The request: Please copy all of the data below line for line, leaving out the pictures.

Record extracts:
+++++

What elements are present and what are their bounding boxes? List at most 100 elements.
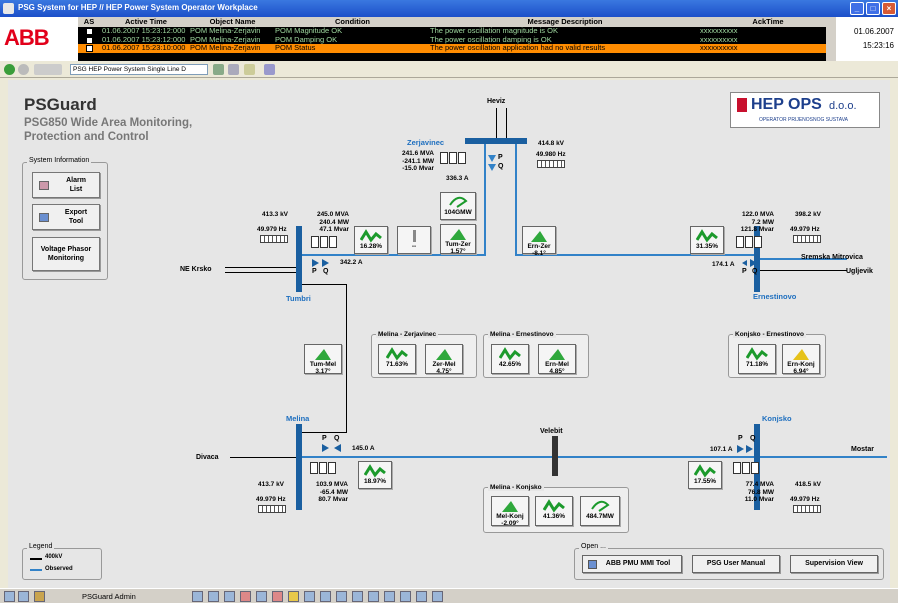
taskbar-tool-icon[interactable]	[352, 591, 363, 602]
taskbar-user[interactable]: PSGuard Admin	[82, 592, 136, 601]
taskbar-tool-icon[interactable]	[192, 591, 203, 602]
button-label: PSG User Manual	[706, 560, 766, 567]
taskbar-tool-icon[interactable]	[272, 591, 283, 602]
quicklaunch-icon[interactable]	[18, 591, 29, 602]
button-label: Supervision View	[805, 560, 863, 567]
oscillation-icon	[746, 347, 768, 361]
forward-icon[interactable]	[18, 64, 29, 75]
taskbar-tool-icon[interactable]	[384, 591, 395, 602]
taskbar-tool-icon[interactable]	[208, 591, 219, 602]
button-label: Voltage Phasor Monitoring	[40, 246, 92, 262]
oscillation-widget[interactable]: 31.35%	[690, 226, 724, 254]
col-as[interactable]: AS	[78, 17, 100, 27]
psg-user-manual-button[interactable]: PSG User Manual	[692, 555, 780, 573]
station-tumbri: Tumbri	[286, 294, 311, 303]
oscillation-widget[interactable]: 17.55%	[688, 461, 722, 489]
oscillation-widget[interactable]: 71.63%	[378, 344, 416, 374]
subtitle-line: PSG850 Wide Area Monitoring,	[24, 117, 193, 129]
angle-widget-tum-zer[interactable]: Tum-Zer 1.57°	[440, 224, 476, 255]
window-titlebar: PSG System for HEP // HEP Power System O…	[0, 0, 898, 17]
bus-velebit[interactable]	[552, 436, 558, 476]
taskbar-tool-icon[interactable]	[416, 591, 427, 602]
oscillation-icon	[386, 347, 408, 361]
power-widget[interactable]: 104GMW	[440, 192, 476, 220]
close-icon[interactable]: ×	[882, 2, 896, 15]
widget-value: -2.09°	[501, 520, 519, 527]
taskbar-tool-icon[interactable]	[336, 591, 347, 602]
oscillation-widget[interactable]: 18.97%	[358, 461, 392, 489]
panel-title: Melina - Zerjavinec	[376, 331, 439, 338]
p-arrow-icon	[312, 259, 319, 267]
legend-group: Legend	[22, 543, 102, 580]
taskbar-tool-icon[interactable]	[320, 591, 331, 602]
alarm-list-button[interactable]: Alarm List	[32, 172, 100, 198]
status-widget[interactable]: --	[397, 226, 431, 254]
taskbar-tool-icon[interactable]	[256, 591, 267, 602]
alarm-message: The power oscillation application had no…	[430, 43, 606, 52]
zer-current: 336.3 A	[446, 175, 469, 182]
ack-checkbox[interactable]	[85, 28, 93, 35]
supervision-view-button[interactable]: Supervision View	[790, 555, 878, 573]
alarm-table: AS Active Time Object Name Condition Mes…	[78, 17, 836, 61]
back-icon[interactable]	[4, 64, 15, 75]
taskbar-tool-icon[interactable]	[224, 591, 235, 602]
line-divaca	[230, 457, 299, 458]
view-select[interactable]: PSG HEP Power System Single Line D	[70, 64, 208, 75]
oscillation-icon	[499, 347, 521, 361]
q-arrow-icon	[746, 445, 753, 453]
taskbar-tool-icon[interactable]	[288, 591, 299, 602]
button-label: ABB PMU MMI Tool	[605, 560, 671, 567]
abb-pmu-mmi-tool-button[interactable]: ABB PMU MMI Tool	[582, 555, 682, 573]
tool-icon[interactable]	[228, 64, 239, 75]
oscillation-widget[interactable]: 41.36%	[535, 496, 573, 526]
power-widget[interactable]: 484.7MW	[580, 496, 620, 526]
tum-mw: 240.4 MW	[319, 218, 349, 226]
angle-widget-zer-mel[interactable]: Zer-Mel 4.75°	[425, 344, 463, 375]
start-icon[interactable]	[4, 591, 15, 602]
tum-current: 342.2 A	[340, 259, 363, 266]
angle-widget-tum-mel[interactable]: Tum-Mel 3.17°	[304, 344, 342, 375]
taskbar-tool-icon[interactable]	[432, 591, 443, 602]
taskbar-tool-icon[interactable]	[368, 591, 379, 602]
minimize-icon[interactable]: _	[850, 2, 864, 15]
alarm-row[interactable]: 01.06.2007 15:23:10:000 POM Melina-Zerja…	[78, 43, 836, 53]
oscillation-widget[interactable]: 42.65%	[491, 344, 529, 374]
ack-checkbox[interactable]	[85, 45, 93, 52]
taskbar-tool-icon[interactable]	[304, 591, 315, 602]
angle-widget-ern-mel[interactable]: Ern-Mel 4.85°	[538, 344, 576, 375]
oscillation-widget[interactable]: 16.28%	[354, 226, 388, 254]
tum-freq-bar	[260, 235, 288, 243]
zer-mva: 241.6 MVA	[401, 150, 434, 157]
taskbar-tool-icon[interactable]	[400, 591, 411, 602]
legend-line-observed	[30, 569, 42, 571]
bus-tumbri[interactable]	[296, 226, 302, 292]
bus-zerjavinec[interactable]	[465, 138, 527, 144]
tool-icon[interactable]	[244, 64, 255, 75]
ack-checkbox[interactable]	[85, 36, 93, 44]
bus-melina[interactable]	[296, 424, 302, 510]
maximize-icon[interactable]: □	[866, 2, 880, 15]
clock: 01.06.2007 15:23:16	[854, 25, 894, 53]
angle-widget-ern-zer[interactable]: Ern-Zer -8.1°	[522, 226, 556, 257]
widget-label: Ern-Zer	[527, 243, 551, 250]
p-label: P	[498, 154, 503, 161]
legend-label: Observed	[45, 566, 73, 572]
line-ne-krsko	[225, 267, 299, 268]
export-tool-button[interactable]: Export Tool	[32, 204, 100, 230]
mel-mva: 103.9 MVA	[315, 481, 348, 488]
mel-phasor-boxes	[310, 462, 336, 474]
user-icon[interactable]	[34, 591, 45, 602]
tool-icon[interactable]	[213, 64, 224, 75]
angle-widget-mel-konj[interactable]: Mel-Konj -2.09°	[491, 496, 529, 527]
angle-widget-ern-konj[interactable]: Ern-Konj 6.94°	[782, 344, 820, 375]
alarm-scrollbar[interactable]	[826, 17, 836, 61]
oscillation-widget[interactable]: 71.18%	[738, 344, 776, 374]
voltage-phasor-button[interactable]: Voltage Phasor Monitoring	[32, 237, 100, 271]
tool-icon[interactable]	[264, 64, 275, 75]
mel-freq-bar	[258, 505, 286, 513]
history-icon[interactable]	[34, 64, 62, 75]
widget-label: Zer-Mel	[432, 361, 456, 368]
power-icon	[591, 500, 610, 512]
taskbar-tool-icon[interactable]	[240, 591, 251, 602]
station-zerjavinec: Zerjavinec	[407, 138, 445, 147]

+++++

Result of the exercise:
What elements are present and what are their bounding boxes? List at most 100 elements.
taskbar-tool-icon[interactable]	[352, 591, 363, 602]
taskbar-user[interactable]: PSGuard Admin	[82, 592, 136, 601]
taskbar-tool-icon[interactable]	[192, 591, 203, 602]
button-label: PSG User Manual	[706, 560, 766, 567]
taskbar-tool-icon[interactable]	[272, 591, 283, 602]
quicklaunch-icon[interactable]	[18, 591, 29, 602]
button-label: Supervision View	[805, 560, 863, 567]
oscillation-icon	[746, 347, 768, 361]
forward-icon[interactable]	[18, 64, 29, 75]
taskbar-tool-icon[interactable]	[384, 591, 395, 602]
taskbar-tool-icon[interactable]	[208, 591, 219, 602]
button-label: Voltage Phasor Monitoring	[40, 246, 92, 262]
oscillation-widget[interactable]: 31.35%	[690, 226, 724, 254]
col-as[interactable]: AS	[78, 17, 100, 27]
psg-user-manual-button[interactable]: PSG User Manual	[692, 555, 780, 573]
station-tumbri: Tumbri	[286, 294, 311, 303]
oscillation-widget[interactable]: 17.55%	[688, 461, 722, 489]
oscillation-widget[interactable]: 71.63%	[378, 344, 416, 374]
subtitle-line: PSG850 Wide Area Monitoring,	[24, 117, 193, 129]
angle-widget-tum-zer[interactable]: Tum-Zer 1.57°	[440, 224, 476, 255]
window-titlebar: PSG System for HEP // HEP Power System O…	[0, 0, 898, 17]
bus-velebit[interactable]	[552, 436, 558, 476]
taskbar-tool-icon[interactable]	[416, 591, 427, 602]
oscillation-icon	[386, 347, 408, 361]
power-widget[interactable]: 104GMW	[440, 192, 476, 220]
close-icon[interactable]: ×	[882, 2, 896, 15]
widget-value: -2.09°	[501, 520, 519, 527]
taskbar-tool-icon[interactable]	[336, 591, 347, 602]
oscillation-widget[interactable]: 18.97%	[358, 461, 392, 489]
panel-title: Melina - Zerjavinec	[376, 331, 439, 338]
p-arrow-icon	[312, 259, 319, 267]
legend-group: Legend	[22, 543, 102, 580]
taskbar-tool-icon[interactable]	[320, 591, 331, 602]
alarm-list-button[interactable]: Alarm List	[32, 172, 100, 198]
status-widget[interactable]: --	[397, 226, 431, 254]
taskbar-tool-icon[interactable]	[256, 591, 267, 602]
alarm-message: The power oscillation application had no…	[430, 43, 606, 52]
zer-current: 336.3 A	[446, 175, 469, 182]
ack-checkbox[interactable]	[85, 28, 93, 35]
supervision-view-button[interactable]: Supervision View	[790, 555, 878, 573]
alarm-table: AS Active Time Object Name Condition Mes…	[78, 17, 836, 61]
back-icon[interactable]	[4, 64, 15, 75]
taskbar-tool-icon[interactable]	[224, 591, 235, 602]
line-divaca	[230, 457, 299, 458]
view-select[interactable]: PSG HEP Power System Single Line D	[70, 64, 208, 75]
oscillation-icon	[499, 347, 521, 361]
q-arrow-icon	[746, 445, 753, 453]
taskbar-tool-icon[interactable]	[288, 591, 299, 602]
button-label: ABB PMU MMI Tool	[605, 560, 671, 567]
abb-pmu-mmi-tool-button[interactable]: ABB PMU MMI Tool	[582, 555, 682, 573]
tool-icon[interactable]	[228, 64, 239, 75]
oscillation-widget[interactable]: 41.36%	[535, 496, 573, 526]
power-widget[interactable]: 484.7MW	[580, 496, 620, 526]
tum-mw: 240.4 MW	[319, 218, 349, 226]
angle-widget-zer-mel[interactable]: Zer-Mel 4.75°	[425, 344, 463, 375]
start-icon[interactable]	[4, 591, 15, 602]
tum-current: 342.2 A	[340, 259, 363, 266]
angle-widget-tum-mel[interactable]: Tum-Mel 3.17°	[304, 344, 342, 375]
taskbar-tool-icon[interactable]	[432, 591, 443, 602]
taskbar-tool-icon[interactable]	[368, 591, 379, 602]
minimize-icon[interactable]: _	[850, 2, 864, 15]
alarm-row[interactable]: 01.06.2007 15:23:10:000 POM Melina-Zerja…	[78, 43, 836, 53]
oscillation-widget[interactable]: 42.65%	[491, 344, 529, 374]
ack-checkbox[interactable]	[85, 45, 93, 52]
taskbar-tool-icon[interactable]	[304, 591, 315, 602]
angle-widget-ern-mel[interactable]: Ern-Mel 4.85°	[538, 344, 576, 375]
oscillation-widget[interactable]: 16.28%	[354, 226, 388, 254]
tum-freq-bar	[260, 235, 288, 243]
zer-mva: 241.6 MVA	[401, 150, 434, 157]
taskbar-tool-icon[interactable]	[400, 591, 411, 602]
legend-line-observed	[30, 569, 42, 571]
bus-tumbri[interactable]	[296, 226, 302, 292]
bus-zerjavinec[interactable]	[465, 138, 527, 144]
tool-icon[interactable]	[244, 64, 255, 75]
ack-checkbox[interactable]	[85, 36, 93, 44]
bus-melina[interactable]	[296, 424, 302, 510]
maximize-icon[interactable]: □	[866, 2, 880, 15]
clock: 01.06.2007 15:23:16	[854, 25, 894, 53]
angle-widget-ern-zer[interactable]: Ern-Zer -8.1°	[522, 226, 556, 257]
widget-label: Ern-Zer	[527, 243, 551, 250]
p-label: P	[498, 154, 503, 161]
legend-label: Observed	[45, 566, 73, 572]
line-ne-krsko	[225, 267, 299, 268]
export-tool-button[interactable]: Export Tool	[32, 204, 100, 230]
mel-mva: 103.9 MVA	[315, 481, 348, 488]
mel-phasor-boxes	[310, 462, 336, 474]
user-icon[interactable]	[34, 591, 45, 602]
tool-icon[interactable]	[213, 64, 224, 75]
angle-widget-mel-konj[interactable]: Mel-Konj -2.09°	[491, 496, 529, 527]
angle-widget-ern-konj[interactable]: Ern-Konj 6.94°	[782, 344, 820, 375]
alarm-scrollbar[interactable]	[826, 17, 836, 61]
oscillation-widget[interactable]: 71.18%	[738, 344, 776, 374]
voltage-phasor-button[interactable]: Voltage Phasor Monitoring	[32, 237, 100, 271]
tool-icon[interactable]	[264, 64, 275, 75]
mel-freq-bar	[258, 505, 286, 513]
history-icon[interactable]	[34, 64, 62, 75]
widget-label: Zer-Mel	[432, 361, 456, 368]
power-icon	[591, 500, 610, 512]
taskbar-tool-icon[interactable]	[240, 591, 251, 602]
station-zerjavinec: Zerjavinec	[407, 138, 445, 147]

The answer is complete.